(Items listed in a dataset)
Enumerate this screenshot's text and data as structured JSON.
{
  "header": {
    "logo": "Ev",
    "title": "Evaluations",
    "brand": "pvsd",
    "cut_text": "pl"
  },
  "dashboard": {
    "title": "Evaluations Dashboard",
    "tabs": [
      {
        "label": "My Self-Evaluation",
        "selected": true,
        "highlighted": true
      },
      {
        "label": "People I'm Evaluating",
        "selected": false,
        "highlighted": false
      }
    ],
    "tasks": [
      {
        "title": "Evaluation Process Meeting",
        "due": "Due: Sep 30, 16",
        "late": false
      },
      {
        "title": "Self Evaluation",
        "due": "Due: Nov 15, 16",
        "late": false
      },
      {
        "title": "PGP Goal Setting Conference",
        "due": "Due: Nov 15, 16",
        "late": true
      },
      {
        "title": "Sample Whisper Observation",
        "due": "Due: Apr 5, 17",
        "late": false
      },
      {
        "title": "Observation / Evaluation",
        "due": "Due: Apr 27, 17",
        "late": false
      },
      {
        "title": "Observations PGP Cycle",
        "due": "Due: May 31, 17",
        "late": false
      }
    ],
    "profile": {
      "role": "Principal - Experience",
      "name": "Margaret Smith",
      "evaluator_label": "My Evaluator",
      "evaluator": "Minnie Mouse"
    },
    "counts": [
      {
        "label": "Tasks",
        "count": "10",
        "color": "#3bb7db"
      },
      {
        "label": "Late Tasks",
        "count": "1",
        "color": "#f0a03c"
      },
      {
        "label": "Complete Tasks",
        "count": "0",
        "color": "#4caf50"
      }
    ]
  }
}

> [Task to complete]: Repeat all the entries word for word.

> [Response to this task]:
Enumerate this screenshot's text and data as structured JSON.
{
  "header": {
    "logo": "Ev",
    "title": "Evaluations",
    "brand": "pvsd",
    "cut_text": "pl"
  },
  "dashboard": {
    "title": "Evaluations Dashboard",
    "tabs": [
      {
        "label": "My Self-Evaluation",
        "selected": true,
        "highlighted": true
      },
      {
        "label": "People I'm Evaluating",
        "selected": false,
        "highlighted": false
      }
    ],
    "tasks": [
      {
        "title": "Evaluation Process Meeting",
        "due": "Due: Sep 30, 16",
        "late": false
      },
      {
        "title": "Self Evaluation",
        "due": "Due: Nov 15, 16",
        "late": false
      },
      {
        "title": "PGP Goal Setting Conference",
        "due": "Due: Nov 15, 16",
        "late": true
      },
      {
        "title": "Sample Whisper Observation",
        "due": "Due: Apr 5, 17",
        "late": false
      },
      {
        "title": "Observation / Evaluation",
        "due": "Due: Apr 27, 17",
        "late": false
      },
      {
        "title": "Observations PGP Cycle",
        "due": "Due: May 31, 17",
        "late": false
      }
    ],
    "profile": {
      "role": "Principal - Experience",
      "name": "Margaret Smith",
      "evaluator_label": "My Evaluator",
      "evaluator": "Minnie Mouse"
    },
    "counts": [
      {
        "label": "Tasks",
        "count": "10",
        "color": "#3bb7db"
      },
      {
        "label": "Late Tasks",
        "count": "1",
        "color": "#f0a03c"
      },
      {
        "label": "Complete Tasks",
        "count": "0",
        "color": "#4caf50"
      }
    ]
  }
}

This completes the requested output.